> _WHAT IS BEING ASKED_
Give the number of lines that include the word "screenshot", and nothing else.

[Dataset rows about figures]
>> Start

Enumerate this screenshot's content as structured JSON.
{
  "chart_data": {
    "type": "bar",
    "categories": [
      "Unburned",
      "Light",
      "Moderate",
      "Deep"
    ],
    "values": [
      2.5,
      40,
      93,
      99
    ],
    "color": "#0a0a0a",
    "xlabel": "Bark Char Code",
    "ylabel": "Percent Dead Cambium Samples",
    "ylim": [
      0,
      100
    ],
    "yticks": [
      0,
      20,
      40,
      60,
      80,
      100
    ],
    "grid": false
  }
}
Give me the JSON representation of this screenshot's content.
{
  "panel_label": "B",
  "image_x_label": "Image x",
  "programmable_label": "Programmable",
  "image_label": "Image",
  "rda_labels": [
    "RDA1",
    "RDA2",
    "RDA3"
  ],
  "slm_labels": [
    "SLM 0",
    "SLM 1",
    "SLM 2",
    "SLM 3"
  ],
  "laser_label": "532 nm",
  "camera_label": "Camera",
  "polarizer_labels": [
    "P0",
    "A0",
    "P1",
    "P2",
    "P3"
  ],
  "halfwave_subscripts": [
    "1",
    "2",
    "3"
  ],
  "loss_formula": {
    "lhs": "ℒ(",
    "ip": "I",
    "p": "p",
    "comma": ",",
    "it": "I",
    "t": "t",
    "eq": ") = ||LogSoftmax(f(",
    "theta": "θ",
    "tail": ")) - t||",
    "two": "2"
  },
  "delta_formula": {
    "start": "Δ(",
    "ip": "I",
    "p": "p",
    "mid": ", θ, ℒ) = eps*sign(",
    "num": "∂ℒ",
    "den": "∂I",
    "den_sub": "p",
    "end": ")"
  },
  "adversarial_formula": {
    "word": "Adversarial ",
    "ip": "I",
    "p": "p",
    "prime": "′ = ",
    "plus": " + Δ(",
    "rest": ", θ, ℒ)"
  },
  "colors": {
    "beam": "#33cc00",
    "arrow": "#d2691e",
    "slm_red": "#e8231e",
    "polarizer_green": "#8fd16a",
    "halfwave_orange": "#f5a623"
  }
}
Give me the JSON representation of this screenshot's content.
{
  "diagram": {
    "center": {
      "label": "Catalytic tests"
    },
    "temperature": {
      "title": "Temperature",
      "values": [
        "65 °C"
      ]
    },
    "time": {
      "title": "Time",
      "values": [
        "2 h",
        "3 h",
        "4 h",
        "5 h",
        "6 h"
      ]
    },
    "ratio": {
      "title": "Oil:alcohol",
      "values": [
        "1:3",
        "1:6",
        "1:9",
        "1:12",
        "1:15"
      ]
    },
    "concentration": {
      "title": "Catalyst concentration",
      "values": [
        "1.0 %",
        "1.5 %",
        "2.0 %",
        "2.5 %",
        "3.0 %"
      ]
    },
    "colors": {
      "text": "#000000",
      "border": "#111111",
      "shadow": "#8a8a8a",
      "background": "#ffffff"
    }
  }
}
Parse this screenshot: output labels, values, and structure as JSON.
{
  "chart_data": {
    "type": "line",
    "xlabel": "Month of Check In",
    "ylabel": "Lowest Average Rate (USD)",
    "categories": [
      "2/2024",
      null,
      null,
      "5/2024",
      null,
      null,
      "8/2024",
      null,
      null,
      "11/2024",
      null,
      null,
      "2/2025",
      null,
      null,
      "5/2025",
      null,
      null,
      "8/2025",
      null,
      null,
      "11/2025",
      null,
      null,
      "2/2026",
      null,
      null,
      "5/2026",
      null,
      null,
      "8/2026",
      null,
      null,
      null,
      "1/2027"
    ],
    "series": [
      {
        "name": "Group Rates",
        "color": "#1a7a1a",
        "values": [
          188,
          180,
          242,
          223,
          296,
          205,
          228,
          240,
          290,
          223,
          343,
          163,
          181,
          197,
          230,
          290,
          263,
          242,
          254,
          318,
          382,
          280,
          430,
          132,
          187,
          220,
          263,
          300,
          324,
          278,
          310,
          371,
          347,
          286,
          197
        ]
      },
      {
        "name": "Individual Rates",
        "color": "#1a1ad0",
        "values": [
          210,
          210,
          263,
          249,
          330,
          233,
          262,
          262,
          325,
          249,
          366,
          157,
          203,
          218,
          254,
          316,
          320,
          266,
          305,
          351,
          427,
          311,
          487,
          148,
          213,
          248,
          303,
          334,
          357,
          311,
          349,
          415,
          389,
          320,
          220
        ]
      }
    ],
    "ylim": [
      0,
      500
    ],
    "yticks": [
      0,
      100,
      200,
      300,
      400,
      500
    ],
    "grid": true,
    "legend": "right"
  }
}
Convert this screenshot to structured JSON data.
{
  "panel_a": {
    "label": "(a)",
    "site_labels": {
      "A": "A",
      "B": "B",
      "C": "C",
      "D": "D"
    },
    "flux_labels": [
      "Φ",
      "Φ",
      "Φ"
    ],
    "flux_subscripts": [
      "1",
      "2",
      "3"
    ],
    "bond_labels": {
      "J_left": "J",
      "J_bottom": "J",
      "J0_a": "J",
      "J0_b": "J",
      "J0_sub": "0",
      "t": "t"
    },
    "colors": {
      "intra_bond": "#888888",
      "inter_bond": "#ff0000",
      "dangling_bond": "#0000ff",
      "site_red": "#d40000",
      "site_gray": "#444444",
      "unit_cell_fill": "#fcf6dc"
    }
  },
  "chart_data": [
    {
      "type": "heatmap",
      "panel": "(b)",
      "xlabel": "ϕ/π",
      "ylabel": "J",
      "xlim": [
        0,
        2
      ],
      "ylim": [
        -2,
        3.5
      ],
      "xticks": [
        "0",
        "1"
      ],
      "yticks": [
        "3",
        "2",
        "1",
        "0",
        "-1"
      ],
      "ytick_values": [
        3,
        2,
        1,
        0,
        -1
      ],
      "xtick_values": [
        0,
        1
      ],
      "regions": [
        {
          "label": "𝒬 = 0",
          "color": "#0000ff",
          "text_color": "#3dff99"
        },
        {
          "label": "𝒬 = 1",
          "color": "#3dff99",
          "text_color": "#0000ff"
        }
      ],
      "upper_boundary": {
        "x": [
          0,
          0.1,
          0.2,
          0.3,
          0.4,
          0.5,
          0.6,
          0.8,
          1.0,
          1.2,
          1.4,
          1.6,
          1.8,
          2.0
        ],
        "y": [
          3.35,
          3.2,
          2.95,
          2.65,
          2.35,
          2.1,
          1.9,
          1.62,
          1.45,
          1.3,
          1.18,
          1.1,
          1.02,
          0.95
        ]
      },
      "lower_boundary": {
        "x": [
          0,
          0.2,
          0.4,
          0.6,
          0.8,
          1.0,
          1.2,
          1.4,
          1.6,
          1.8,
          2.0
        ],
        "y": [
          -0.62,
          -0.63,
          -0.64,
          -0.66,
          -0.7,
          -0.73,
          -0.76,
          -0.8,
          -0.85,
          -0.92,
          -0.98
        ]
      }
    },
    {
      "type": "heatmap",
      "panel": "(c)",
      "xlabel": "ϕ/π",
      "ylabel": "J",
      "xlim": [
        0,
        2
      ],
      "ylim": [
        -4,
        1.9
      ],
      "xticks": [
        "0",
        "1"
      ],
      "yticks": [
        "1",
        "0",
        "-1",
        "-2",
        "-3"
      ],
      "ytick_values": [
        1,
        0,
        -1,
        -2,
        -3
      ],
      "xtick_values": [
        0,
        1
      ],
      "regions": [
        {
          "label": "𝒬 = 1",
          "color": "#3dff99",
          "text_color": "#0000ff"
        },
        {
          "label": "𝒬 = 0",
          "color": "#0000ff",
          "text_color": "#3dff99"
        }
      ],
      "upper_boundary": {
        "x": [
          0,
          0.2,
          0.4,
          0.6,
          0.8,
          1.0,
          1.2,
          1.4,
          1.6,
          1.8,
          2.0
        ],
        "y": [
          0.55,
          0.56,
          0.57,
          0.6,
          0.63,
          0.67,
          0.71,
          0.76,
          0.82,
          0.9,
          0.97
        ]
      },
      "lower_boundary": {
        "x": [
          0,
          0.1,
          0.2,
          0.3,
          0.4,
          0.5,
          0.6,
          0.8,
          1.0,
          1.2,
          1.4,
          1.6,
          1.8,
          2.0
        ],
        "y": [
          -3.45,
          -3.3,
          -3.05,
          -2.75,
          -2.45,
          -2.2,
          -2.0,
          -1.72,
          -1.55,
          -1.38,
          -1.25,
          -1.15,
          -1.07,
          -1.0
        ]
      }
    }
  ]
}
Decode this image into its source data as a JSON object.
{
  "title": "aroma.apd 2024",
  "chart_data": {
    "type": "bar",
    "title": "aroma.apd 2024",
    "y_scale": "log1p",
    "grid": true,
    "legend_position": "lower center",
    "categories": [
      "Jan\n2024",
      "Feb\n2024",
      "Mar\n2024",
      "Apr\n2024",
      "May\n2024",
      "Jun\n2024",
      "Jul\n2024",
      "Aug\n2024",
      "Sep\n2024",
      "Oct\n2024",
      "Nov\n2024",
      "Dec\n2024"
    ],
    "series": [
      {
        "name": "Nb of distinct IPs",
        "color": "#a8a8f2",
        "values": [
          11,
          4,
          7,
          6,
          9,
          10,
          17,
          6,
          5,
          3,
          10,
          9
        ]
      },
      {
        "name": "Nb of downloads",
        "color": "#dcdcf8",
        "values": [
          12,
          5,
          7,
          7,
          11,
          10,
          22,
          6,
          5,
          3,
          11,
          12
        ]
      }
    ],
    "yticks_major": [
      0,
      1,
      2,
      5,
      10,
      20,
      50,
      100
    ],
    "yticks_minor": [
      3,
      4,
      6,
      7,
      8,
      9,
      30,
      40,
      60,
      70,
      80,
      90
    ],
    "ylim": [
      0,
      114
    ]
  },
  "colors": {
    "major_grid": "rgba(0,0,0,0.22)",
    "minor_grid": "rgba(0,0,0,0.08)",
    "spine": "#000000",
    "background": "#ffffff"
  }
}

>> End

> _SOLUTION TO THE PROBLEM_
5